> **Task to carry out**: Word for word, print each line of the listing below; pictures stay out.

> **Data for this exercise**:
— BEGIN —
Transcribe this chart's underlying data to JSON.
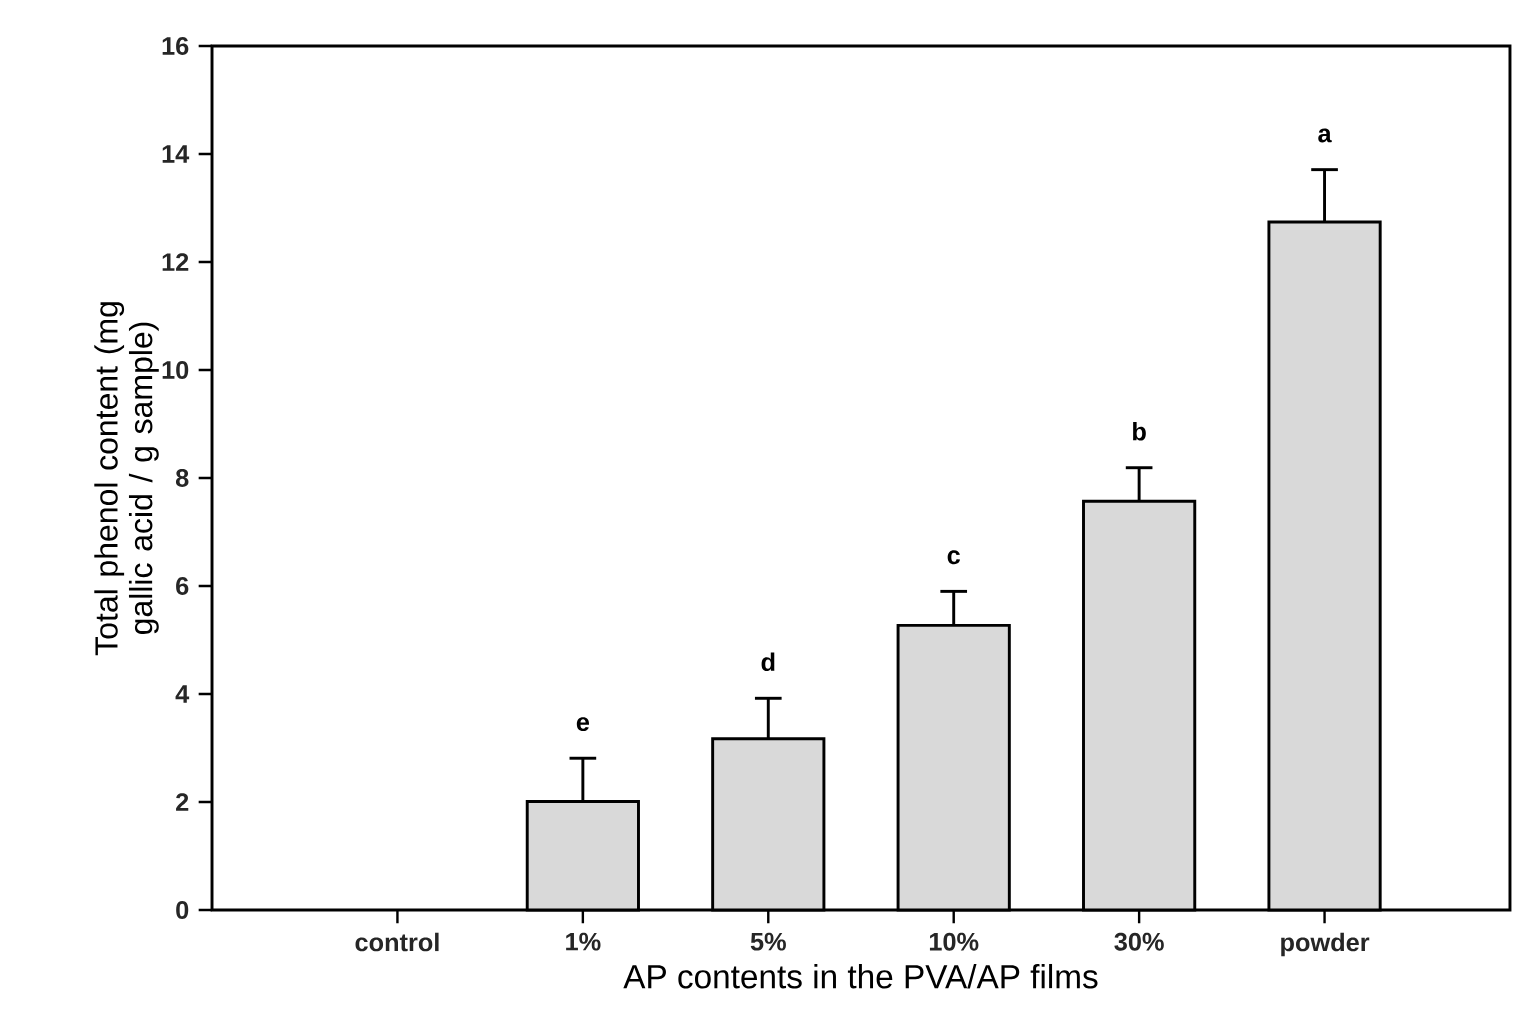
{
  "chart_data": {
    "type": "bar",
    "xlabel": "AP contents in the PVA/AP films",
    "ylabel": "Total phenol content (mg gallic acid / g sample)",
    "categories": [
      "control",
      "1%",
      "5%",
      "10%",
      "30%",
      "powder"
    ],
    "values": [
      null,
      2.01,
      3.17,
      5.27,
      7.57,
      12.74
    ],
    "errors": [
      null,
      0.8,
      0.75,
      0.63,
      0.62,
      0.97
    ],
    "color": "#d9d9d9",
    "ylim": [
      0,
      16
    ],
    "yticks": [
      0,
      2,
      4,
      6,
      8,
      10,
      12,
      14,
      16
    ],
    "grid": false,
    "annotations": [
      {
        "text": "e",
        "x": "1%",
        "y": 2.81
      },
      {
        "text": "d",
        "x": "5%",
        "y": 3.92
      },
      {
        "text": "c",
        "x": "10%",
        "y": 5.9
      },
      {
        "text": "b",
        "x": "30%",
        "y": 8.19
      },
      {
        "text": "a",
        "x": "powder",
        "y": 13.71
      }
    ]
  }
}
— END —
> **Answer for this exercise**:
Transcribe this chart's underlying data to JSON.
{
  "chart_data": {
    "type": "bar",
    "xlabel": "AP contents in the PVA/AP films",
    "ylabel": "Total phenol content (mg gallic acid / g sample)",
    "categories": [
      "control",
      "1%",
      "5%",
      "10%",
      "30%",
      "powder"
    ],
    "values": [
      null,
      2.01,
      3.17,
      5.27,
      7.57,
      12.74
    ],
    "errors": [
      null,
      0.8,
      0.75,
      0.63,
      0.62,
      0.97
    ],
    "color": "#d9d9d9",
    "ylim": [
      0,
      16
    ],
    "yticks": [
      0,
      2,
      4,
      6,
      8,
      10,
      12,
      14,
      16
    ],
    "grid": false,
    "annotations": [
      {
        "text": "e",
        "x": "1%",
        "y": 2.81
      },
      {
        "text": "d",
        "x": "5%",
        "y": 3.92
      },
      {
        "text": "c",
        "x": "10%",
        "y": 5.9
      },
      {
        "text": "b",
        "x": "30%",
        "y": 8.19
      },
      {
        "text": "a",
        "x": "powder",
        "y": 13.71
      }
    ]
  }
}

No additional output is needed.